→ THE TASK
Only the number is wanted: how many lines contain the word "name"?

** start PROVIDED DATA **

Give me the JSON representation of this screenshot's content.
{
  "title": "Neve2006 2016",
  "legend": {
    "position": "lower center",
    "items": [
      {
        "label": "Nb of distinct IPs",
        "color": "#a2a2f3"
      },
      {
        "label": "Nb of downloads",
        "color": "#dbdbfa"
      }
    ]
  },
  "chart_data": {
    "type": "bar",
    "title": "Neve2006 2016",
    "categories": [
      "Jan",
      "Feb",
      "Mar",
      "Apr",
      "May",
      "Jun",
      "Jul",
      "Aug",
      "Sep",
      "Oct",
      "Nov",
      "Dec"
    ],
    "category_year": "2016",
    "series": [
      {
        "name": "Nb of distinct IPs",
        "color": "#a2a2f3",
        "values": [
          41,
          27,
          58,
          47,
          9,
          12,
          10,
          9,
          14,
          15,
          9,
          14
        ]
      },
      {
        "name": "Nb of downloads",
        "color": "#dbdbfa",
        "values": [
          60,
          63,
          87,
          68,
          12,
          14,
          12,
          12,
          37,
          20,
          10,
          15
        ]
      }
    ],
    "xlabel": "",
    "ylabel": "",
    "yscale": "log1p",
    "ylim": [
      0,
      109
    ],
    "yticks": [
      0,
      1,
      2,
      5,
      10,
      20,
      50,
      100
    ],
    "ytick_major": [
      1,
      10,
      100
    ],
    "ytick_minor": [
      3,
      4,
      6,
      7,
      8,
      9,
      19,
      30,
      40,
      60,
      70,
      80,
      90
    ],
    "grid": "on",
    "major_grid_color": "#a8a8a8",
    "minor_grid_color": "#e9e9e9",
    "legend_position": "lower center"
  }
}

** end PROVIDED DATA **

→ EXERCISE OUTPUT
2